## AIM
Pull out every line in the items below that contains the string "Channel", and match its case exactly.

## EXTRACTED RECORDS
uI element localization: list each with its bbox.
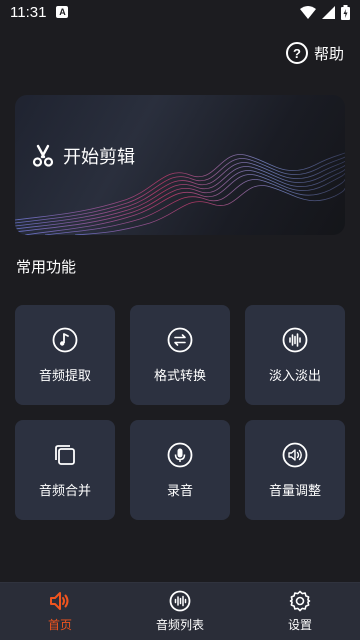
status-time: 11:31	[10, 3, 47, 21]
signal-icon	[322, 5, 335, 19]
tab-label: 首页	[47, 618, 72, 632]
start-edit[interactable]: 开始剪辑	[31, 143, 135, 169]
feature-label: 录音	[166, 483, 193, 499]
convert-arrows-icon	[167, 327, 193, 353]
section-title: 常用功能	[16, 258, 77, 276]
wifi-icon	[300, 5, 316, 19]
feature-format-convert[interactable]: 格式转换	[130, 305, 230, 405]
help-circle-icon: ?	[285, 42, 308, 64]
feature-label: 淡入淡出	[268, 368, 321, 384]
start-edit-label: 开始剪辑	[63, 147, 135, 168]
feature-volume-adjust[interactable]: 音量调整	[245, 420, 345, 520]
music-note-icon	[52, 327, 78, 353]
speaker-icon	[50, 592, 69, 610]
tab-label: 音频列表	[155, 618, 204, 632]
battery-icon	[341, 4, 350, 20]
feature-audio-extract[interactable]: 音频提取	[15, 305, 115, 405]
notification-icon: A	[56, 6, 69, 18]
scissors-icon	[32, 144, 54, 167]
audio-list-icon	[169, 590, 191, 612]
tab-settings[interactable]: 设置	[240, 583, 360, 640]
tab-home[interactable]: 首页	[0, 583, 120, 640]
feature-grid: 音频提取 格式转换 淡入淡出 音频合并 录音 音量调整	[15, 305, 345, 520]
feature-fade[interactable]: 淡入淡出	[245, 305, 345, 405]
gear-icon	[289, 590, 311, 612]
merge-pages-icon	[52, 442, 78, 468]
feature-label: 音量调整	[268, 483, 321, 499]
feature-label: 音频合并	[38, 483, 91, 499]
volume-icon	[282, 442, 308, 468]
feature-record[interactable]: 录音	[130, 420, 230, 520]
tab-audio-list[interactable]: 音频列表	[120, 583, 240, 640]
bottom-tab-bar: 首页 音频列表 设置	[0, 582, 360, 640]
microphone-icon	[167, 442, 193, 468]
feature-label: 音频提取	[38, 368, 91, 384]
start-edit-banner[interactable]: 开始剪辑	[15, 95, 345, 235]
status-bar: 11:31 A	[0, 0, 360, 24]
help-label: 帮助	[313, 44, 344, 63]
help-button[interactable]: ? 帮助	[285, 42, 344, 64]
tab-label: 设置	[287, 618, 312, 632]
feature-audio-merge[interactable]: 音频合并	[15, 420, 115, 520]
feature-label: 格式转换	[153, 368, 206, 384]
waveform-icon	[282, 327, 308, 353]
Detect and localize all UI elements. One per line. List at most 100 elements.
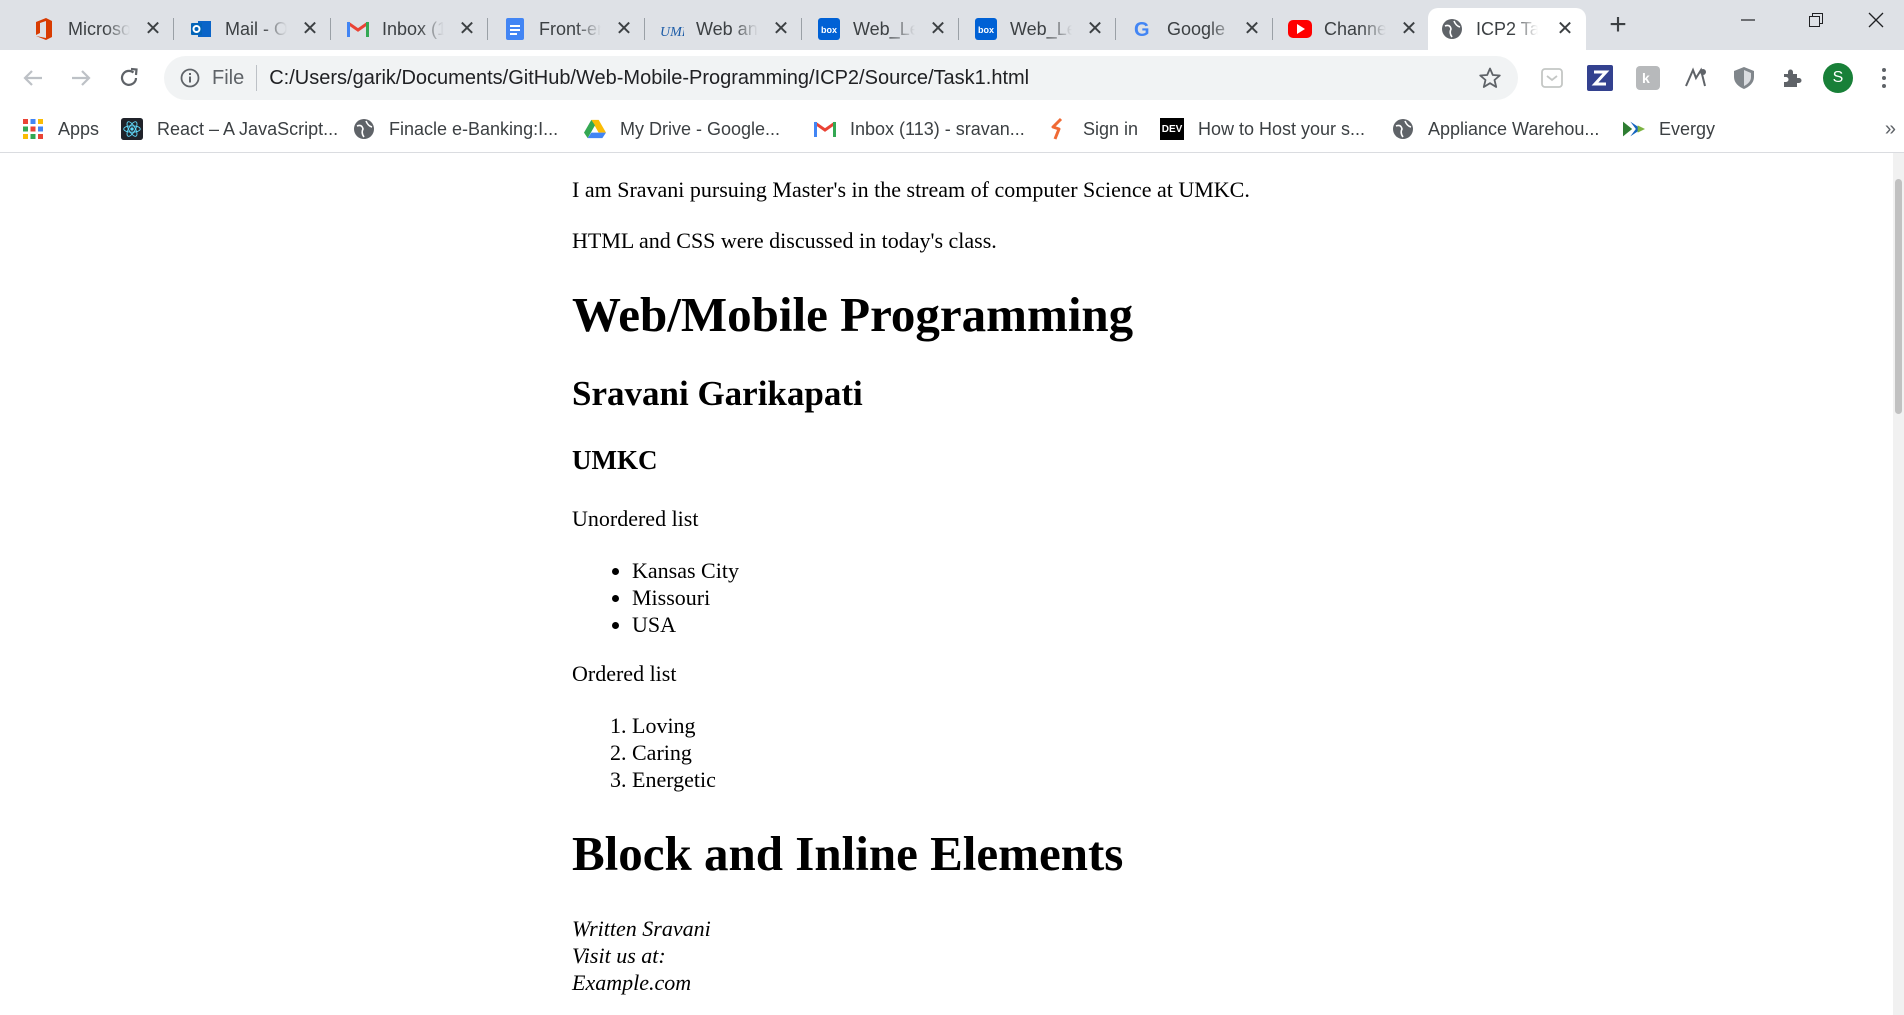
bookmark-label: Inbox (113) - sravan... — [850, 118, 1025, 139]
list-item: Loving — [632, 712, 716, 739]
shield-icon[interactable] — [1730, 64, 1758, 92]
bookmark-react[interactable]: React – A JavaScript... — [121, 116, 338, 142]
more-menu-icon[interactable] — [1876, 64, 1892, 92]
url-text[interactable]: C:/Users/garik/Documents/GitHub/Web-Mobi… — [269, 67, 1029, 90]
tab-umkc[interactable]: UMKC Web and Mobile ✕ — [648, 8, 802, 50]
tab-google[interactable]: G Google ✕ — [1119, 8, 1273, 50]
main-heading: Web/Mobile Programming — [572, 287, 1134, 342]
tab-icp2-active[interactable]: ICP2 Task1 ✕ — [1428, 8, 1586, 50]
bookmark-label: Appliance Warehou... — [1428, 118, 1600, 139]
close-icon[interactable]: ✕ — [1398, 17, 1420, 40]
page-viewport: I am Sravani pursuing Master's in the st… — [0, 153, 1893, 1015]
omnibox-divider — [256, 65, 258, 91]
block-inline-heading: Block and Inline Elements — [572, 826, 1124, 881]
bookmark-star-icon[interactable] — [1478, 66, 1502, 90]
close-icon[interactable]: ✕ — [142, 17, 164, 40]
tab-title: Channel — [1324, 18, 1386, 39]
bookmarks-bar: Apps React – A JavaScript... Finacle e-B… — [0, 106, 1904, 153]
gmail-icon — [346, 17, 370, 41]
tab-box-1[interactable]: box Web_Lesson ✕ — [805, 8, 959, 50]
name-heading: Sravani Garikapati — [572, 374, 863, 413]
globe-icon — [1392, 118, 1414, 140]
vertical-scrollbar[interactable] — [1893, 153, 1904, 1015]
grammar-extension-icon[interactable] — [1682, 64, 1710, 92]
address-bar[interactable]: File C:/Users/garik/Documents/GitHub/Web… — [164, 56, 1518, 100]
toolbar: File C:/Users/garik/Documents/GitHub/Web… — [0, 50, 1904, 106]
evergy-icon — [1623, 118, 1645, 140]
bookmark-label: Evergy — [1659, 118, 1716, 139]
tab-gmail-inbox[interactable]: Inbox (113) ✕ — [334, 8, 488, 50]
back-button[interactable] — [16, 61, 50, 95]
close-icon[interactable]: ✕ — [1084, 17, 1106, 40]
react-icon — [121, 118, 143, 140]
tab-title: Web_Lesson — [853, 18, 915, 39]
back-arrow-icon — [23, 70, 42, 86]
dev-icon: DEV — [1160, 118, 1184, 140]
list-item: Kansas City — [632, 557, 739, 584]
tab-title: ICP2 Task1 — [1476, 18, 1538, 39]
bookmark-my-drive[interactable]: My Drive - Google... — [584, 116, 780, 142]
info-icon[interactable] — [178, 66, 202, 90]
tab-title: Front-end — [539, 18, 601, 39]
close-icon[interactable]: ✕ — [1554, 17, 1576, 40]
close-window-icon[interactable] — [1848, 0, 1904, 40]
tab-separator — [487, 18, 488, 40]
tab-title: Mail - Outlook — [225, 18, 287, 39]
tab-office[interactable]: Microsoft Office Home ✕ — [20, 8, 174, 50]
reload-button[interactable] — [112, 61, 146, 95]
tab-title: Google — [1167, 18, 1226, 39]
pocket-extension-icon[interactable] — [1538, 64, 1566, 92]
tab-strip: Microsoft Office Home ✕ Mail - Outlook ✕… — [0, 0, 1904, 50]
list-item: Missouri — [632, 584, 739, 611]
tab-separator — [1115, 18, 1116, 40]
keyboard-extension-icon[interactable]: k — [1634, 64, 1662, 92]
scheme-label: File — [212, 66, 245, 89]
address-line: Visit us at: — [572, 943, 666, 968]
globe-icon — [353, 118, 375, 140]
bookmark-appliance-warehouse[interactable]: Appliance Warehou... — [1392, 116, 1599, 142]
bookmarks-overflow-icon[interactable]: » — [1885, 118, 1896, 141]
extensions-puzzle-icon[interactable] — [1778, 64, 1806, 92]
tab-outlook[interactable]: Mail - Outlook ✕ — [177, 8, 331, 50]
zotero-extension-icon[interactable] — [1586, 64, 1614, 92]
bookmark-finacle[interactable]: Finacle e-Banking:I... — [353, 116, 558, 142]
bookmark-label: My Drive - Google... — [620, 118, 781, 139]
bookmark-sign-in[interactable]: Sign in — [1047, 116, 1138, 142]
forward-arrow-icon — [72, 70, 91, 86]
tab-box-2[interactable]: box Web_Lesson ✕ — [962, 8, 1116, 50]
bookmark-label: React – A JavaScript... — [157, 118, 339, 139]
bookmark-dev-host[interactable]: DEV How to Host your s... — [1160, 116, 1365, 142]
tab-title: Web_Lesson — [1010, 18, 1072, 39]
svg-text:box: box — [978, 25, 994, 35]
bookmark-label: How to Host your s... — [1198, 118, 1366, 139]
forward-button[interactable] — [64, 61, 98, 95]
box-icon: box — [974, 17, 998, 41]
close-icon[interactable]: ✕ — [927, 17, 949, 40]
bookmark-evergy[interactable]: Evergy — [1623, 116, 1715, 142]
restore-icon[interactable] — [1788, 0, 1844, 40]
close-icon[interactable]: ✕ — [456, 17, 478, 40]
profile-avatar[interactable]: S — [1823, 63, 1853, 93]
close-icon[interactable]: ✕ — [299, 17, 321, 40]
bookmark-apps[interactable]: Apps — [22, 116, 99, 142]
tab-youtube[interactable]: Channel ✕ — [1276, 8, 1430, 50]
close-icon[interactable]: ✕ — [1241, 17, 1263, 40]
apps-grid-icon — [22, 118, 44, 140]
box-icon: box — [817, 17, 841, 41]
tab-separator — [801, 18, 802, 40]
scrollbar-thumb[interactable] — [1895, 179, 1902, 414]
youtube-icon — [1288, 17, 1312, 41]
tab-title: Microsoft Office Home — [68, 18, 130, 39]
new-tab-button[interactable]: + — [1600, 8, 1636, 41]
bookmark-label: Apps — [58, 118, 100, 139]
tab-docs[interactable]: Front-end ✕ — [491, 8, 645, 50]
list-item: Caring — [632, 739, 716, 766]
globe-icon — [1440, 17, 1464, 41]
dev-badge: DEV — [1161, 123, 1183, 135]
minimize-icon[interactable] — [1720, 0, 1776, 40]
umkc-icon: UMKC — [660, 17, 684, 41]
svg-text:UMKC: UMKC — [660, 25, 684, 40]
bookmark-gmail-inbox[interactable]: Inbox (113) - sravan... — [814, 116, 1025, 142]
close-icon[interactable]: ✕ — [770, 17, 792, 40]
close-icon[interactable]: ✕ — [613, 17, 635, 40]
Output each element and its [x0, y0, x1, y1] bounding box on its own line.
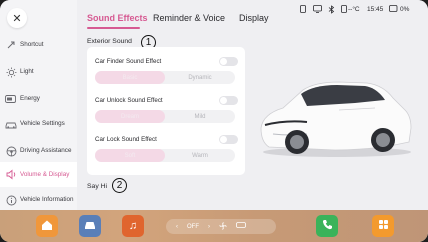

## EXPECTED OUTPUT
tab-title: Channel — [1324, 18, 1386, 39]
tab-youtube[interactable]: Channel ✕ — [1276, 8, 1430, 50]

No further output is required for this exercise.